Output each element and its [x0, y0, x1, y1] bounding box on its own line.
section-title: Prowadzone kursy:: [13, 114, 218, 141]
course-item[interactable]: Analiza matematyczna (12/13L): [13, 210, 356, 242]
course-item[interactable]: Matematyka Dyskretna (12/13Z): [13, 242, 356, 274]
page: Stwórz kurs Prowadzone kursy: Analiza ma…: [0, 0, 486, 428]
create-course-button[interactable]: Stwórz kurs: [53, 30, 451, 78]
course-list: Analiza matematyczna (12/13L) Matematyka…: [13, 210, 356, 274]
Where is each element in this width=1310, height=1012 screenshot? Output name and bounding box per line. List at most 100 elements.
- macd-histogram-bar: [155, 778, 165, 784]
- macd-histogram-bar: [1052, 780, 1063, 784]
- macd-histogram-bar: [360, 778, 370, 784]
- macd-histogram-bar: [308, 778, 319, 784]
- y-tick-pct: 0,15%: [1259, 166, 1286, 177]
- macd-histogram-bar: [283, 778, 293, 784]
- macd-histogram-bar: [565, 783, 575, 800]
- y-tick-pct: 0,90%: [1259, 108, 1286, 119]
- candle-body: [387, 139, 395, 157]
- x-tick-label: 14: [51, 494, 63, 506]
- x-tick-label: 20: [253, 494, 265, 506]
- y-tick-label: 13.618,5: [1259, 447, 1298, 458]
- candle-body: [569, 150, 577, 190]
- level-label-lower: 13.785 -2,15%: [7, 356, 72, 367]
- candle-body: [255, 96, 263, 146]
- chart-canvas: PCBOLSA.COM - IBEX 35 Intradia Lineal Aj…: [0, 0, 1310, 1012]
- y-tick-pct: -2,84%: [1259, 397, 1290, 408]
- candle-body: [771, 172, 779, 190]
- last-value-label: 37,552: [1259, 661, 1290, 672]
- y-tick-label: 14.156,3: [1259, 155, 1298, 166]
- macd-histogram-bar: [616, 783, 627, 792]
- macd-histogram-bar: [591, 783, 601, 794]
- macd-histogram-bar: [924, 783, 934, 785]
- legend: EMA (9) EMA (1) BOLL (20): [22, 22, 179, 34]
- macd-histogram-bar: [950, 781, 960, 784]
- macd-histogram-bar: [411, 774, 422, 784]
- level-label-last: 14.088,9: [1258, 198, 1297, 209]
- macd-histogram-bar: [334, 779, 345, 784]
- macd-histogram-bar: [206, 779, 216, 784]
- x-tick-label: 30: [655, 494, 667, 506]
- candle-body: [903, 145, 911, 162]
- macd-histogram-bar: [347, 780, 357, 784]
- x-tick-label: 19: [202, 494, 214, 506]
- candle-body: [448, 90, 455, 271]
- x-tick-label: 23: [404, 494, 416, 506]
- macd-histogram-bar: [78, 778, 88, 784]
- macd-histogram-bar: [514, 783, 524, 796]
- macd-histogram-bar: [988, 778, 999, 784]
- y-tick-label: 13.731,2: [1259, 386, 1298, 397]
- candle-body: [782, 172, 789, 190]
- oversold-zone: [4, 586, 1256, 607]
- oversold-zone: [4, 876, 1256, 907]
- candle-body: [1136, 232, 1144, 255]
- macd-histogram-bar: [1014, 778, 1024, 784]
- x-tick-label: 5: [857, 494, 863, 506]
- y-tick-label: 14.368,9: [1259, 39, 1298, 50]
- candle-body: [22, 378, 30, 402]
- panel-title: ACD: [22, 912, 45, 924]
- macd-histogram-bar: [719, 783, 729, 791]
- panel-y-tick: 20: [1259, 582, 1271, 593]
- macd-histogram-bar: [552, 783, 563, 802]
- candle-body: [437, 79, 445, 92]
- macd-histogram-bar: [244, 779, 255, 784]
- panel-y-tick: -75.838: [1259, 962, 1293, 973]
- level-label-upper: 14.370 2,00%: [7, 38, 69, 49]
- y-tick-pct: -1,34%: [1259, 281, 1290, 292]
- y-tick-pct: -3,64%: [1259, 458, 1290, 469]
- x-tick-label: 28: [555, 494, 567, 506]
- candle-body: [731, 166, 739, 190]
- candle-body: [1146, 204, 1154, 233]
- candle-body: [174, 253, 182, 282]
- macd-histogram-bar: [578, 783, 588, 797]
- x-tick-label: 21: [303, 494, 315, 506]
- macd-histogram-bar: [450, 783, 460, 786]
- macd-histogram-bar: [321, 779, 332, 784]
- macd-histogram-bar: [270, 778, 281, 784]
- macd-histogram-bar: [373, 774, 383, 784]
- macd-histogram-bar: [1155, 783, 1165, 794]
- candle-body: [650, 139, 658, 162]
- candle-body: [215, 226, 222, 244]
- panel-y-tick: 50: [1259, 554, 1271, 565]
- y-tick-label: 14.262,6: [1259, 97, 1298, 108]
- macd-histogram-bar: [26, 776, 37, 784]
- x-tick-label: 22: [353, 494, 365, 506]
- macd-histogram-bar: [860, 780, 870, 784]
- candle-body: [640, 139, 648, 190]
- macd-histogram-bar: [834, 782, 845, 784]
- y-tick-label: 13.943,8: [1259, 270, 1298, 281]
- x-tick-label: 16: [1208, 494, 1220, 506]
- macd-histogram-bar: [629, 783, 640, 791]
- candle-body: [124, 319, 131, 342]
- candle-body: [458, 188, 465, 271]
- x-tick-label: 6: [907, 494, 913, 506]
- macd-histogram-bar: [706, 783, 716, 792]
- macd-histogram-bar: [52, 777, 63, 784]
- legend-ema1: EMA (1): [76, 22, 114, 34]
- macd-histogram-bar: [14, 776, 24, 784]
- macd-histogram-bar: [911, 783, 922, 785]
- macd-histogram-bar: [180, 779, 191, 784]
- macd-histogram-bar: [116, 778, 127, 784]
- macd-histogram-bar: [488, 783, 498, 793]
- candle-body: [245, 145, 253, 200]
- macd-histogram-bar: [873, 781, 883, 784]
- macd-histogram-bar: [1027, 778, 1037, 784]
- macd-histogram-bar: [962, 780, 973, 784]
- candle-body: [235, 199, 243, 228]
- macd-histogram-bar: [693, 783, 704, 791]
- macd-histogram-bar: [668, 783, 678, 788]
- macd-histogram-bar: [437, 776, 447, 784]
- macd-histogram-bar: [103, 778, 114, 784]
# # # # #
Repeat all of the items above word for word, keeping every line unchanged.

Output each element and its [x0, y0, x1, y1] bounding box on its own line.
section-title: Prowadzone kursy:: [13, 114, 218, 141]
course-item[interactable]: Analiza matematyczna (12/13L): [13, 210, 356, 242]
course-item[interactable]: Matematyka Dyskretna (12/13Z): [13, 242, 356, 274]
page: Stwórz kurs Prowadzone kursy: Analiza ma…: [0, 0, 486, 428]
create-course-button[interactable]: Stwórz kurs: [53, 30, 451, 78]
course-list: Analiza matematyczna (12/13L) Matematyka…: [13, 210, 356, 274]
Where is each element in this width=1310, height=1012 screenshot? Output name and bounding box per line. List at most 100 elements.
- macd-histogram-bar: [155, 778, 165, 784]
- macd-histogram-bar: [1052, 780, 1063, 784]
- macd-histogram-bar: [360, 778, 370, 784]
- macd-histogram-bar: [308, 778, 319, 784]
- y-tick-pct: 0,15%: [1259, 166, 1286, 177]
- macd-histogram-bar: [283, 778, 293, 784]
- macd-histogram-bar: [565, 783, 575, 800]
- y-tick-pct: 0,90%: [1259, 108, 1286, 119]
- candle-body: [387, 139, 395, 157]
- x-tick-label: 14: [51, 494, 63, 506]
- x-tick-label: 20: [253, 494, 265, 506]
- y-tick-label: 13.618,5: [1259, 447, 1298, 458]
- candle-body: [569, 150, 577, 190]
- level-label-lower: 13.785 -2,15%: [7, 356, 72, 367]
- candle-body: [255, 96, 263, 146]
- chart-canvas: PCBOLSA.COM - IBEX 35 Intradia Lineal Aj…: [0, 0, 1310, 1012]
- y-tick-pct: -2,84%: [1259, 397, 1290, 408]
- candle-body: [771, 172, 779, 190]
- last-value-label: 37,552: [1259, 661, 1290, 672]
- y-tick-label: 14.156,3: [1259, 155, 1298, 166]
- macd-histogram-bar: [616, 783, 627, 792]
- macd-histogram-bar: [591, 783, 601, 794]
- macd-histogram-bar: [924, 783, 934, 785]
- legend: EMA (9) EMA (1) BOLL (20): [22, 22, 179, 34]
- macd-histogram-bar: [950, 781, 960, 784]
- macd-histogram-bar: [411, 774, 422, 784]
- level-label-last: 14.088,9: [1258, 198, 1297, 209]
- macd-histogram-bar: [334, 779, 345, 784]
- macd-histogram-bar: [206, 779, 216, 784]
- x-tick-label: 30: [655, 494, 667, 506]
- candle-body: [903, 145, 911, 162]
- macd-histogram-bar: [347, 780, 357, 784]
- x-tick-label: 19: [202, 494, 214, 506]
- candle-body: [448, 90, 455, 271]
- x-tick-label: 23: [404, 494, 416, 506]
- macd-histogram-bar: [78, 778, 88, 784]
- macd-histogram-bar: [514, 783, 524, 796]
- macd-histogram-bar: [988, 778, 999, 784]
- y-tick-label: 13.731,2: [1259, 386, 1298, 397]
- candle-body: [782, 172, 789, 190]
- oversold-zone: [4, 586, 1256, 607]
- oversold-zone: [4, 876, 1256, 907]
- candle-body: [1136, 232, 1144, 255]
- macd-histogram-bar: [1014, 778, 1024, 784]
- x-tick-label: 5: [857, 494, 863, 506]
- y-tick-label: 14.368,9: [1259, 39, 1298, 50]
- candle-body: [22, 378, 30, 402]
- panel-title: ACD: [22, 912, 45, 924]
- macd-histogram-bar: [719, 783, 729, 791]
- panel-y-tick: 20: [1259, 582, 1271, 593]
- macd-histogram-bar: [552, 783, 563, 802]
- candle-body: [437, 79, 445, 92]
- macd-histogram-bar: [244, 779, 255, 784]
- panel-y-tick: -75.838: [1259, 962, 1293, 973]
- level-label-upper: 14.370 2,00%: [7, 38, 69, 49]
- y-tick-pct: -1,34%: [1259, 281, 1290, 292]
- y-tick-pct: -3,64%: [1259, 458, 1290, 469]
- x-tick-label: 28: [555, 494, 567, 506]
- candle-body: [731, 166, 739, 190]
- candle-body: [1146, 204, 1154, 233]
- candle-body: [174, 253, 182, 282]
- macd-histogram-bar: [578, 783, 588, 797]
- x-tick-label: 21: [303, 494, 315, 506]
- macd-histogram-bar: [450, 783, 460, 786]
- macd-histogram-bar: [321, 779, 332, 784]
- macd-histogram-bar: [270, 778, 281, 784]
- macd-histogram-bar: [373, 774, 383, 784]
- macd-histogram-bar: [1155, 783, 1165, 794]
- candle-body: [650, 139, 658, 162]
- candle-body: [215, 226, 222, 244]
- panel-y-tick: 50: [1259, 554, 1271, 565]
- y-tick-label: 14.262,6: [1259, 97, 1298, 108]
- macd-histogram-bar: [26, 776, 37, 784]
- x-tick-label: 22: [353, 494, 365, 506]
- macd-histogram-bar: [860, 780, 870, 784]
- candle-body: [640, 139, 648, 190]
- macd-histogram-bar: [834, 782, 845, 784]
- y-tick-label: 13.943,8: [1259, 270, 1298, 281]
- x-tick-label: 16: [1208, 494, 1220, 506]
- macd-histogram-bar: [629, 783, 640, 791]
- candle-body: [124, 319, 131, 342]
- candle-body: [458, 188, 465, 271]
- x-tick-label: 6: [907, 494, 913, 506]
- macd-histogram-bar: [706, 783, 716, 792]
- macd-histogram-bar: [52, 777, 63, 784]
- legend-ema1: EMA (1): [76, 22, 114, 34]
- macd-histogram-bar: [14, 776, 24, 784]
- macd-histogram-bar: [911, 783, 922, 785]
- macd-histogram-bar: [180, 779, 191, 784]
- macd-histogram-bar: [116, 778, 127, 784]
- macd-histogram-bar: [488, 783, 498, 793]
- candle-body: [245, 145, 253, 200]
- macd-histogram-bar: [873, 781, 883, 784]
- macd-histogram-bar: [1027, 778, 1037, 784]
- macd-histogram-bar: [962, 780, 973, 784]
- candle-body: [235, 199, 243, 228]
- macd-histogram-bar: [693, 783, 704, 791]
- macd-histogram-bar: [668, 783, 678, 788]
- macd-histogram-bar: [437, 776, 447, 784]
- macd-histogram-bar: [103, 778, 114, 784]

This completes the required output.